Start of Block

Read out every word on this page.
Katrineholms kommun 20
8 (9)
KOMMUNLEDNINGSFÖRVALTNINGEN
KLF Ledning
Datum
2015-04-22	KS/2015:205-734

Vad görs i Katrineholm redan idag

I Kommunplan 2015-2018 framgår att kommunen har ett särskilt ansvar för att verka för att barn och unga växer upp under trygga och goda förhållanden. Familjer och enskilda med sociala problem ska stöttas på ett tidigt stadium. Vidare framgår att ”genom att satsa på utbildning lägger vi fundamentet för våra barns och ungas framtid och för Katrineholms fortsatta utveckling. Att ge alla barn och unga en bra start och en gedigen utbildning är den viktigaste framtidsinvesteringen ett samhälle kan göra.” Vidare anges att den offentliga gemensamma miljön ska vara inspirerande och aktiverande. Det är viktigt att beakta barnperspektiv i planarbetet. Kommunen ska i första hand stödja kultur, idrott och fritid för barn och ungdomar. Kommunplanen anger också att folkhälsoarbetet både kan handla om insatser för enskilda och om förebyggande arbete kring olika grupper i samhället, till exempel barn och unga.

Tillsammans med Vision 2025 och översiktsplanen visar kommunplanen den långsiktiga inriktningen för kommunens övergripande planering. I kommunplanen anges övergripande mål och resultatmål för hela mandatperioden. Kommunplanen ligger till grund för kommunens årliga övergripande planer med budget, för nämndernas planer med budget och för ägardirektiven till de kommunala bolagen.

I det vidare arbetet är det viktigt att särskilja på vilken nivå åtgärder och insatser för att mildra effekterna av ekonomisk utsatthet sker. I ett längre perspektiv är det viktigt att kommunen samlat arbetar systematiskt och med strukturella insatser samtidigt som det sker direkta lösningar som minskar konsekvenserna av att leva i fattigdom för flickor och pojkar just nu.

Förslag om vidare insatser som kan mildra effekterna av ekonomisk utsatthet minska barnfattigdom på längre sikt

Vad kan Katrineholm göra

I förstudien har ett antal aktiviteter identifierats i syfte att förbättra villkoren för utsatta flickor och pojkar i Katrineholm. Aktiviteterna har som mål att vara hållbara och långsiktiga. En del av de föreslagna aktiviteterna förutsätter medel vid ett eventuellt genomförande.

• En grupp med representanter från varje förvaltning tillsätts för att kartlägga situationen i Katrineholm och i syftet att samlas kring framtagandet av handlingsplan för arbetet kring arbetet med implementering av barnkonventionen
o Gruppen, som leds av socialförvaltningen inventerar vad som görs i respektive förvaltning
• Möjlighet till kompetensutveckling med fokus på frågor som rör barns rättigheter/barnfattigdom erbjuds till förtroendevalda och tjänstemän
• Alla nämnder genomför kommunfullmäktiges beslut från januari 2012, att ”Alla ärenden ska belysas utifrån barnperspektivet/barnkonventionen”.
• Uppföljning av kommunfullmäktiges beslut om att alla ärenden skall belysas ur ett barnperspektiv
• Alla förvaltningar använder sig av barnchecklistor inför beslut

End of Block

» **Exercise objective**: Reproduce every line in the data that has the word "effekterna" in it.

» **Answer to this task**:
I det vidare arbetet är det viktigt att särskilja på vilken nivå åtgärder och insatser för att mildra effekterna av ekonomisk utsatthet sker. I ett längre perspektiv är det viktigt att kommunen samlat arbetar systematiskt och med strukturella insatser samtidigt som det sker direkta lösningar som minskar konsekvenserna av att leva i fattigdom för flickor och pojkar just nu.
Förslag om vidare insatser som kan mildra effekterna av ekonomisk utsatthet minska barnfattigdom på längre sikt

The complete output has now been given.